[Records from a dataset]

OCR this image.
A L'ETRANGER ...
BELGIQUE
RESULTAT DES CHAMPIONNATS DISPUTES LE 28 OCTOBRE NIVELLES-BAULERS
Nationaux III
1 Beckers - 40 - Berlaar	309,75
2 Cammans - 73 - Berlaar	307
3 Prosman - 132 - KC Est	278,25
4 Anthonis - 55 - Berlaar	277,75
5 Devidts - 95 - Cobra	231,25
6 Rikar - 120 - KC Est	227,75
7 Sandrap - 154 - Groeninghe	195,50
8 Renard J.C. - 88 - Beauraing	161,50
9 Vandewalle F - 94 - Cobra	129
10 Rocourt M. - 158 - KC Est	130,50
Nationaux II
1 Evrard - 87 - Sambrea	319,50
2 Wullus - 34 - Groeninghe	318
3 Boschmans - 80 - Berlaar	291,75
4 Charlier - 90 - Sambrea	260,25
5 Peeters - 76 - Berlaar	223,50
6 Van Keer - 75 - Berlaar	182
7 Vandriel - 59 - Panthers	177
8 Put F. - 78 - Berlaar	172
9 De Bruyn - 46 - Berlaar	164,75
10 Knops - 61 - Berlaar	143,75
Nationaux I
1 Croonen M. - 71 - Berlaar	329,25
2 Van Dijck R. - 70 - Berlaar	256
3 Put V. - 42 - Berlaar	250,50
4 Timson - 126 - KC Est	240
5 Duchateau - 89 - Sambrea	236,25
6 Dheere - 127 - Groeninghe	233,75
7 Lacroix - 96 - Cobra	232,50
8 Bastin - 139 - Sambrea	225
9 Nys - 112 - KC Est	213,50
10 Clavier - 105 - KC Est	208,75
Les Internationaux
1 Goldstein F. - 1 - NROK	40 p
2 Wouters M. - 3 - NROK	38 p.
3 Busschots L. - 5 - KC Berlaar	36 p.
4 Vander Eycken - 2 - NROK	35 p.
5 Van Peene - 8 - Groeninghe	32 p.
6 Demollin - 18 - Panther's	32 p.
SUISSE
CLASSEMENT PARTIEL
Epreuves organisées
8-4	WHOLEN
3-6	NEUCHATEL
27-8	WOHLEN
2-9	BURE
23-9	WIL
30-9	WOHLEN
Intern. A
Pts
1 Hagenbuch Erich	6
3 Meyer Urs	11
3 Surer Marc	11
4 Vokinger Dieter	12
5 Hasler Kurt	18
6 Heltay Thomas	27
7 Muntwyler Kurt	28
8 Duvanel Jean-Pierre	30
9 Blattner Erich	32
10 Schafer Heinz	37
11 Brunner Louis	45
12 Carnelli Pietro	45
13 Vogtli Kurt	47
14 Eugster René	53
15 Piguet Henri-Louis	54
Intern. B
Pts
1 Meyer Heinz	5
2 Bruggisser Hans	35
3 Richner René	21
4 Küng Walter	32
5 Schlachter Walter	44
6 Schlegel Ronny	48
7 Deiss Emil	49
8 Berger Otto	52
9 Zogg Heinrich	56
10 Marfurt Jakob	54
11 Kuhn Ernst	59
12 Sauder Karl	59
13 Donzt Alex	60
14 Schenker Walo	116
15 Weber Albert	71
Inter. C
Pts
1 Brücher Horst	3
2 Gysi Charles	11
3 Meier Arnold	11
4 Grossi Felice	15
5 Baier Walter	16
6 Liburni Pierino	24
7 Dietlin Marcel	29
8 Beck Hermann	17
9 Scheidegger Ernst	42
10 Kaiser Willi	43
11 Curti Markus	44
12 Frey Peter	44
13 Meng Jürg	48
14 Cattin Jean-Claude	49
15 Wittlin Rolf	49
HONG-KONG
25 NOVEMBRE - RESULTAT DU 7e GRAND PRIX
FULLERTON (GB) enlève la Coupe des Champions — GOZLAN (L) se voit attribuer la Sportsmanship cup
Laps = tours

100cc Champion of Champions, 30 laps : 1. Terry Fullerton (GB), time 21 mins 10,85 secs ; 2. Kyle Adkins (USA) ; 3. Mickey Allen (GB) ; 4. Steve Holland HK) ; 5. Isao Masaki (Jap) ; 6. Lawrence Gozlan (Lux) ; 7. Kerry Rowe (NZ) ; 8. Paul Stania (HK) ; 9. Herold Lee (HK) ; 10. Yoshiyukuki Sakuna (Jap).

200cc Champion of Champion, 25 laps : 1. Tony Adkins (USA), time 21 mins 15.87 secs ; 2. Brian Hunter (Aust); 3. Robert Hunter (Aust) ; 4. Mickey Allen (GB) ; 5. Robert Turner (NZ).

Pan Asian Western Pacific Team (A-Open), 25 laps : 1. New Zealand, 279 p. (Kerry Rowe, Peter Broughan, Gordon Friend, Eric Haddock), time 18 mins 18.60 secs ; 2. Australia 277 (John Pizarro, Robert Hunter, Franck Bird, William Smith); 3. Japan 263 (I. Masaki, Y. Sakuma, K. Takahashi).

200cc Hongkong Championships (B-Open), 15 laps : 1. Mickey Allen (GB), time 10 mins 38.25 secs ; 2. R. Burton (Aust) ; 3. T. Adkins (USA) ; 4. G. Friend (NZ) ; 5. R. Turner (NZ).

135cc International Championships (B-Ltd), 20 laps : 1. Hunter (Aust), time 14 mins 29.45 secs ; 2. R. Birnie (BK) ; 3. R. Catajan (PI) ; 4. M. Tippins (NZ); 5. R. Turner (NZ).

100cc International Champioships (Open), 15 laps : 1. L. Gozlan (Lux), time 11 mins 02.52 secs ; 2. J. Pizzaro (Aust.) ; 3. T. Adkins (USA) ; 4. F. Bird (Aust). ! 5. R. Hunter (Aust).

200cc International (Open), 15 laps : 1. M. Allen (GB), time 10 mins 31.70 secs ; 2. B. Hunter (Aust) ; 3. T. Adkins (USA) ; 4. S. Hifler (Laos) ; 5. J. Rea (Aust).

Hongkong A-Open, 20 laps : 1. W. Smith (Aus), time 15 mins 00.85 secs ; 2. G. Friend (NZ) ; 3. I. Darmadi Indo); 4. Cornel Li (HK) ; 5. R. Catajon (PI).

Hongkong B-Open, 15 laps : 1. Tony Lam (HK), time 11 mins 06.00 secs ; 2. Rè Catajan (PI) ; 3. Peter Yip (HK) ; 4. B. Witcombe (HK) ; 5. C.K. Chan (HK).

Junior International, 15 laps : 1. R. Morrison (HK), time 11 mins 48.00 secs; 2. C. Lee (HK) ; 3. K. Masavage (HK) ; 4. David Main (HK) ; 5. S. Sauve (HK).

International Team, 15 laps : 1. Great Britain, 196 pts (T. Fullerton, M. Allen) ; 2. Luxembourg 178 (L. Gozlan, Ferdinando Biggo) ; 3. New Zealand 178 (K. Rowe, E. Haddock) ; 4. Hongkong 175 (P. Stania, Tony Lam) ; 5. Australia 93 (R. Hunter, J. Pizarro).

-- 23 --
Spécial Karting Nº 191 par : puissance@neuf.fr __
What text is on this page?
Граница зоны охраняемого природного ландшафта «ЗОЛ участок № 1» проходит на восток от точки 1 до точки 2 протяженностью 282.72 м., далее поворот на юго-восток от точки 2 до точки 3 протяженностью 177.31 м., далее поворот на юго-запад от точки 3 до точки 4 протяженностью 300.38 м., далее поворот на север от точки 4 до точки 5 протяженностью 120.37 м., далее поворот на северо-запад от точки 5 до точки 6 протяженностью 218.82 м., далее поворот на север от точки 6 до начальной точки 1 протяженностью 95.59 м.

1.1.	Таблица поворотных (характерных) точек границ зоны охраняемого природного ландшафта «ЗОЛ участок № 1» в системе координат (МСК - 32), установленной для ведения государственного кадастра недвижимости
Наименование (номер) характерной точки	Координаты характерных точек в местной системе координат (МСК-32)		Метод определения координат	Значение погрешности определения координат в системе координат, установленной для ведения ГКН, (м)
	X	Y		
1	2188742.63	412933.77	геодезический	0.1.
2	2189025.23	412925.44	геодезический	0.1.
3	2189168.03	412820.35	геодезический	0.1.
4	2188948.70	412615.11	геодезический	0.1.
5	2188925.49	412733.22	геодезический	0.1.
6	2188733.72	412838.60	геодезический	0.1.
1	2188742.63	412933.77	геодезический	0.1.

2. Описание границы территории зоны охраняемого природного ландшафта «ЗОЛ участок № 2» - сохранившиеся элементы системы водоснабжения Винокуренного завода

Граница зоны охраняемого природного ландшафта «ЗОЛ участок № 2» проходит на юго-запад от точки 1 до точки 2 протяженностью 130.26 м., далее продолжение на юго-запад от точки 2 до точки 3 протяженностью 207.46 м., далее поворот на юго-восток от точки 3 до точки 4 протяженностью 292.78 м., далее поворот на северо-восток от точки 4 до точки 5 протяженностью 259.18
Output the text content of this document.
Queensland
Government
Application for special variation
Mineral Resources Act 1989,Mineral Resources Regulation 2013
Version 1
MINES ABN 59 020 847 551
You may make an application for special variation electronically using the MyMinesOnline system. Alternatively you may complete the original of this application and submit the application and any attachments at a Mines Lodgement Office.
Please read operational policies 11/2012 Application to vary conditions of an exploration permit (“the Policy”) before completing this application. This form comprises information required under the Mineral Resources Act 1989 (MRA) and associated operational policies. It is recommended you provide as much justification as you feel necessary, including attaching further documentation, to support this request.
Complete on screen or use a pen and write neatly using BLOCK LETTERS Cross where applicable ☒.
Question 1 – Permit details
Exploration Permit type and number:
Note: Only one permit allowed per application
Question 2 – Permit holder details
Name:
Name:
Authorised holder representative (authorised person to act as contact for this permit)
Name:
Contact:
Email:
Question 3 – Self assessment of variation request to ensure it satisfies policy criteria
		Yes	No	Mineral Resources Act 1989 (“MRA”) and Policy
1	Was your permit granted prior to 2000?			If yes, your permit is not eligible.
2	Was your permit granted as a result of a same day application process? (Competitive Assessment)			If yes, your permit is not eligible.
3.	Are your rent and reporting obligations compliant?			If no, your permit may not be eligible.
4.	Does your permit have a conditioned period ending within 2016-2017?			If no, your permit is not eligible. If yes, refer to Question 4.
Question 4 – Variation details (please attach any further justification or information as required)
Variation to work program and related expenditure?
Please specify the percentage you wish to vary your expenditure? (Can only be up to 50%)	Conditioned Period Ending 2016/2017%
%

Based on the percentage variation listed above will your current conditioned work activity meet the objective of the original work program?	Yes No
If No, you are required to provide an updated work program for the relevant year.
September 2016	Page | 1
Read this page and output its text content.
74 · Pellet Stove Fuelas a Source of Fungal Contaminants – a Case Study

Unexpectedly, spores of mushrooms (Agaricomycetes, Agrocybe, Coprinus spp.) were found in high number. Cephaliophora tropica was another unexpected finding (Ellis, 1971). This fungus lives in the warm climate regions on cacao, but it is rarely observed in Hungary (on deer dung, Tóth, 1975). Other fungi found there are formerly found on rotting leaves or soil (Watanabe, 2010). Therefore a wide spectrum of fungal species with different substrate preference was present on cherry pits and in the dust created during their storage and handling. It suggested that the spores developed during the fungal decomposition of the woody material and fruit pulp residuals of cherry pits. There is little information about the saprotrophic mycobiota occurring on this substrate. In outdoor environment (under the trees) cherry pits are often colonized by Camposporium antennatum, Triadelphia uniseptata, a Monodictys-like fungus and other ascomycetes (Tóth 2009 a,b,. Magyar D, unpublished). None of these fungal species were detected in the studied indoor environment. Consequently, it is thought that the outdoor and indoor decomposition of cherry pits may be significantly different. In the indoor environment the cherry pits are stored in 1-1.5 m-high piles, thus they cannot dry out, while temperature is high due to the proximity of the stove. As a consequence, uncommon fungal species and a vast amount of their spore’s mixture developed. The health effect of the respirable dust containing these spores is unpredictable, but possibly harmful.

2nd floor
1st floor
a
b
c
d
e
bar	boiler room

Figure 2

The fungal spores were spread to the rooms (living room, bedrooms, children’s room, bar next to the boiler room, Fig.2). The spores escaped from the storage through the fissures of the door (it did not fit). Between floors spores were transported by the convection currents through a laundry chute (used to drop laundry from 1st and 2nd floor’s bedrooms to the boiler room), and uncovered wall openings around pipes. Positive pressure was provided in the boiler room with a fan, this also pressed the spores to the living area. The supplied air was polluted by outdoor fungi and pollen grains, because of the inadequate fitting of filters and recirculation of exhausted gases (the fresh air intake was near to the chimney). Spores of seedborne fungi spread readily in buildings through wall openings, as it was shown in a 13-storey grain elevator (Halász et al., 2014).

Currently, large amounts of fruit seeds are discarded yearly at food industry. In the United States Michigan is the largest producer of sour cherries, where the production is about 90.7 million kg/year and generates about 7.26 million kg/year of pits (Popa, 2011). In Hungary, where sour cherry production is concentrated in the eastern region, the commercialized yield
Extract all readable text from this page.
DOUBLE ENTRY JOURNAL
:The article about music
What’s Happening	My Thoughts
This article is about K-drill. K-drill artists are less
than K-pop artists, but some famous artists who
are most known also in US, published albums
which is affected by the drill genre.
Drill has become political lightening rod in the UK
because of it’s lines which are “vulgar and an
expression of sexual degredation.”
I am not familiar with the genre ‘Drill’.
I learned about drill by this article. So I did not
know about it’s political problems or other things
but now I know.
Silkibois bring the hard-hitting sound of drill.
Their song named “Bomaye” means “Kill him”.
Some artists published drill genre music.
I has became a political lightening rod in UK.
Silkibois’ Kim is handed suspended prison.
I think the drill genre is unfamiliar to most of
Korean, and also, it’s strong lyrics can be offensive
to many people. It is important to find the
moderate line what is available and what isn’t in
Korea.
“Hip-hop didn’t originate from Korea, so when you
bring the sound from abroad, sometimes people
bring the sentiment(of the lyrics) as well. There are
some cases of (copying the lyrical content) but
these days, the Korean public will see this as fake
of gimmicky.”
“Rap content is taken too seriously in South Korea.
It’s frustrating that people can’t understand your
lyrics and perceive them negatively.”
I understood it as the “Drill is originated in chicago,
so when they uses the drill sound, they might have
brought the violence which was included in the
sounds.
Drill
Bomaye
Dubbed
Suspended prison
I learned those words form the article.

AIM
Filter for "геодезический". Return all lines that hold it.

EXPECTED ANSWER
1	2188742.63	412933.77	геодезический	0.1.
2	2189025.23	412925.44	геодезический	0.1.
3	2189168.03	412820.35	геодезический	0.1.
4	2188948.70	412615.11	геодезический	0.1.
5	2188925.49	412733.22	геодезический	0.1.
6	2188733.72	412838.60	геодезический	0.1.
1	2188742.63	412933.77	геодезический	0.1.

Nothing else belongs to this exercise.